Problem details:
Find how many lines in the data below include the word "name", then write only that number.

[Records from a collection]

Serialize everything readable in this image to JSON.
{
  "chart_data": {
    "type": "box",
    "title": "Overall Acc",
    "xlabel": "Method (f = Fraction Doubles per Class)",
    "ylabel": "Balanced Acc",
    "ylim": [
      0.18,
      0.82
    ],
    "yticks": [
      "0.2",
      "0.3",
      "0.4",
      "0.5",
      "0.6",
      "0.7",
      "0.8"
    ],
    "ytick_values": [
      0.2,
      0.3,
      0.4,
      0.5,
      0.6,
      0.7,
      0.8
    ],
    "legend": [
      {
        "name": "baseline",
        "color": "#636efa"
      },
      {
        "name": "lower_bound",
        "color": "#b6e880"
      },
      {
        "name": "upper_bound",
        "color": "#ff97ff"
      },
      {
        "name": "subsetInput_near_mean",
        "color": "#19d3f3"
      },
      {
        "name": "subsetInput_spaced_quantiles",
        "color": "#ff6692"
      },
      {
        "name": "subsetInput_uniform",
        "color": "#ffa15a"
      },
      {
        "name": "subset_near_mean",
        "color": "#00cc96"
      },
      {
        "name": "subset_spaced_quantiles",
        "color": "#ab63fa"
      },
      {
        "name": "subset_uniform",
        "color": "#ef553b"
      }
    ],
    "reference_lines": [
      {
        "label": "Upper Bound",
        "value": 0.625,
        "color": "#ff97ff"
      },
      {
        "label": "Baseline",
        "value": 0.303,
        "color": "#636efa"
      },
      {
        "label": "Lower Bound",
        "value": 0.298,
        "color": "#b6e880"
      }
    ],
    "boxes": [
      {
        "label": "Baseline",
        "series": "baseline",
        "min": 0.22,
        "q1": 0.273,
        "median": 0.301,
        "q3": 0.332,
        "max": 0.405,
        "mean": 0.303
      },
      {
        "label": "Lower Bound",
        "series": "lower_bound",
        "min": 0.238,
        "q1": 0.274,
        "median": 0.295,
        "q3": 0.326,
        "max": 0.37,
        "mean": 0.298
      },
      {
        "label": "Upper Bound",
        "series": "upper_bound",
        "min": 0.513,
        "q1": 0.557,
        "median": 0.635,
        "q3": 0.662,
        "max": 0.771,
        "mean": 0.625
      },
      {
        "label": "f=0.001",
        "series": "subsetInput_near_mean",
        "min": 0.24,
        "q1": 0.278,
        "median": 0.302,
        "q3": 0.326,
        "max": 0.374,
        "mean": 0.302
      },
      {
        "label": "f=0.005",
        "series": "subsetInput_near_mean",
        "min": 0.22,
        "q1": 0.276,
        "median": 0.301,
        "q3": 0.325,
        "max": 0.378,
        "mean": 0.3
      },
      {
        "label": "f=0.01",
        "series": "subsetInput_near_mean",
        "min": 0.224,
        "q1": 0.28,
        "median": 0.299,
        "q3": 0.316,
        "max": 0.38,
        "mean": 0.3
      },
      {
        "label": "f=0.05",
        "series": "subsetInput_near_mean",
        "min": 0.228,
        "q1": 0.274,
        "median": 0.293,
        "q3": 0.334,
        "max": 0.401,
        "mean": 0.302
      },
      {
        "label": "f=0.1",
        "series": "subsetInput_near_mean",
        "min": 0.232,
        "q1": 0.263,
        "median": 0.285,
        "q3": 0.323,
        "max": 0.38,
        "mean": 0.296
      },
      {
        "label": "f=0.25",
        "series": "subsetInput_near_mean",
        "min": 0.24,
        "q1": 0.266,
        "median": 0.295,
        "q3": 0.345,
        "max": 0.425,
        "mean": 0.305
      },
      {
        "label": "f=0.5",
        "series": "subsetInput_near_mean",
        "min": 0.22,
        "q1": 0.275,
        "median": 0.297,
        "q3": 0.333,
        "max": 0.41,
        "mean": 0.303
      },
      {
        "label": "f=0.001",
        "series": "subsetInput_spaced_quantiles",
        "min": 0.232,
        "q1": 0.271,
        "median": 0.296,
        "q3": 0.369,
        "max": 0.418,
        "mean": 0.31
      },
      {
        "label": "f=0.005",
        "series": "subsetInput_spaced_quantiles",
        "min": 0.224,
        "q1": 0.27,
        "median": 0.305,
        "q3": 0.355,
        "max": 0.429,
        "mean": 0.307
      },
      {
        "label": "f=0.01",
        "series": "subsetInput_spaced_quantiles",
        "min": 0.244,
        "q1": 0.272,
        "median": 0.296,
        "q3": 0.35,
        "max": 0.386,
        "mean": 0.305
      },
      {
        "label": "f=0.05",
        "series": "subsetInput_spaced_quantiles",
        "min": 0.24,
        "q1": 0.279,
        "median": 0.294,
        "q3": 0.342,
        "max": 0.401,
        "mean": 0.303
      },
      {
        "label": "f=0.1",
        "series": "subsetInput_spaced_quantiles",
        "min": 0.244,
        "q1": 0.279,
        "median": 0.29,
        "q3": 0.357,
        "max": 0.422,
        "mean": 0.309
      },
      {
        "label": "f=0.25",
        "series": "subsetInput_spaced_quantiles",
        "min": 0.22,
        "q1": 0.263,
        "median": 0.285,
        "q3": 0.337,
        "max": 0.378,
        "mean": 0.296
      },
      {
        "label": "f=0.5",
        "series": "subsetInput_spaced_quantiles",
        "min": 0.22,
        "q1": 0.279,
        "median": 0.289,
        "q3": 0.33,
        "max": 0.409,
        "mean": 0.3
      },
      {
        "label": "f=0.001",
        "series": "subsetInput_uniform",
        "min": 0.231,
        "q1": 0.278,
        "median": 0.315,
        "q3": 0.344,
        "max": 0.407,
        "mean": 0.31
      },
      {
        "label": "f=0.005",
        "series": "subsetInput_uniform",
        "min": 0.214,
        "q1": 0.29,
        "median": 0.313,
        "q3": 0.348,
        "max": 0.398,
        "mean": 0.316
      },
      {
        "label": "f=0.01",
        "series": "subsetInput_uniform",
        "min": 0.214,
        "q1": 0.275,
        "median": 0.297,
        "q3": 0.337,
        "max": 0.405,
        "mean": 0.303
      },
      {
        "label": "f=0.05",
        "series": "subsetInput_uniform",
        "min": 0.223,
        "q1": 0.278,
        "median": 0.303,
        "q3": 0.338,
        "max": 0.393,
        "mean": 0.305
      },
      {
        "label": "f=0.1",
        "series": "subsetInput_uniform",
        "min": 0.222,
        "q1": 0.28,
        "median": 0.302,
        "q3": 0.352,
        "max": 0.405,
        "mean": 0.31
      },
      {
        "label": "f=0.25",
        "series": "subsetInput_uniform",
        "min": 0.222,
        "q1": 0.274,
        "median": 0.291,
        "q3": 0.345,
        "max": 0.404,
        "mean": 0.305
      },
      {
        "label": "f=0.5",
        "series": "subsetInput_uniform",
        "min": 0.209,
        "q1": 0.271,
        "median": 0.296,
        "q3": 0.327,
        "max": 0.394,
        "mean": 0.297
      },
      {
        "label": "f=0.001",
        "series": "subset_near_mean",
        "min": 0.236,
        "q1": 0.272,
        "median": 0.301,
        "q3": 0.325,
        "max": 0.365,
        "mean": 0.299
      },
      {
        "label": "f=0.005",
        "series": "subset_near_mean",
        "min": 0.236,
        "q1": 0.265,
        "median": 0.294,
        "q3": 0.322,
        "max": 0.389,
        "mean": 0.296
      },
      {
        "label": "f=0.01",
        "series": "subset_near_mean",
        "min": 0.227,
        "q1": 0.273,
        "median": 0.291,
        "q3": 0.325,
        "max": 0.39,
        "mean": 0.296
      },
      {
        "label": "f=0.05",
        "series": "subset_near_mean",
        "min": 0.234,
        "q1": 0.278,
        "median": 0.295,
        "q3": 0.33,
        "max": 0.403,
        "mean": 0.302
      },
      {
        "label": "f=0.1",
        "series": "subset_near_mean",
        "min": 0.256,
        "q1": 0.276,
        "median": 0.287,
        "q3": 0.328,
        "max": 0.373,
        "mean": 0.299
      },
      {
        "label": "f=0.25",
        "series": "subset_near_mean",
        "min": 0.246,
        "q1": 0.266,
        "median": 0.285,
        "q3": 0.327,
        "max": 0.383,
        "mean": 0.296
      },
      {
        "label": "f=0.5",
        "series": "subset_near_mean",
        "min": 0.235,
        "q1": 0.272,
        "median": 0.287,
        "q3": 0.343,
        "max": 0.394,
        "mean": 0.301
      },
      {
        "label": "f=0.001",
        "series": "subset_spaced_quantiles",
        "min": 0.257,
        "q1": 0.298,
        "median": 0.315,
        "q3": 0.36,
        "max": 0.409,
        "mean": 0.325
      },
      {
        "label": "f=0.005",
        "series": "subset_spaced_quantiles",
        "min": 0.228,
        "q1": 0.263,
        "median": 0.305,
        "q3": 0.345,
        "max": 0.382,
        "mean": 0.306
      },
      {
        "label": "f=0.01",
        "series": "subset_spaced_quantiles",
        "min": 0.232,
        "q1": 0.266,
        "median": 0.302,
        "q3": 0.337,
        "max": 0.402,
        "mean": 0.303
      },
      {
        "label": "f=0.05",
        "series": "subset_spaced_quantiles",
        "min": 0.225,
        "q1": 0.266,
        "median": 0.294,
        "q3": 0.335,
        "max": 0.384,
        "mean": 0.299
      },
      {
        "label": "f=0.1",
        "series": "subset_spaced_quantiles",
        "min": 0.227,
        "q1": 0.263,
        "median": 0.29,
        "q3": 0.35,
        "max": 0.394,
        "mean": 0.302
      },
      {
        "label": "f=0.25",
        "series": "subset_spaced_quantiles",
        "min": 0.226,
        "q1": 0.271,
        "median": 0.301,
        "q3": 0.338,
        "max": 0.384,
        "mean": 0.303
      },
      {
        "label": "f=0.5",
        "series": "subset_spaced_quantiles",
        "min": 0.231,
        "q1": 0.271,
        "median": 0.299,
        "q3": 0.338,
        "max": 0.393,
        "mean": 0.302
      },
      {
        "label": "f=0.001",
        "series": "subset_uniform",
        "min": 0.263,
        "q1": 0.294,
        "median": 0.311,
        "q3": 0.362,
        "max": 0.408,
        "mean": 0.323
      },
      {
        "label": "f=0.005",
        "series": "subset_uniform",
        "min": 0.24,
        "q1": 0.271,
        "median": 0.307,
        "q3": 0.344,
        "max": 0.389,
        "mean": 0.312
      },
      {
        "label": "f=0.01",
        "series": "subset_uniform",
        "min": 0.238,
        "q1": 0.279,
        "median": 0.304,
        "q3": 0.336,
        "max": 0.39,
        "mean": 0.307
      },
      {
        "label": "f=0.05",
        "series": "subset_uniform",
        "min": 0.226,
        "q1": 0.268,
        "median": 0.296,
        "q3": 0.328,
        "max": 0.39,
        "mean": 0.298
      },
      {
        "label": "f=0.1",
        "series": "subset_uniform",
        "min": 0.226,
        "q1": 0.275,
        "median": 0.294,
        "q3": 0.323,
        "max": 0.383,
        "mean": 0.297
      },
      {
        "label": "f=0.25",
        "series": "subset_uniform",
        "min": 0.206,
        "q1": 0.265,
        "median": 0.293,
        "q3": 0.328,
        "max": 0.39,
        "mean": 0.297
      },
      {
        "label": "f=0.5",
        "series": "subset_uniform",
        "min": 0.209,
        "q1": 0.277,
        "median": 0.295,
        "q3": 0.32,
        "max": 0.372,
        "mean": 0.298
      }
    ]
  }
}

Reply to the task:
9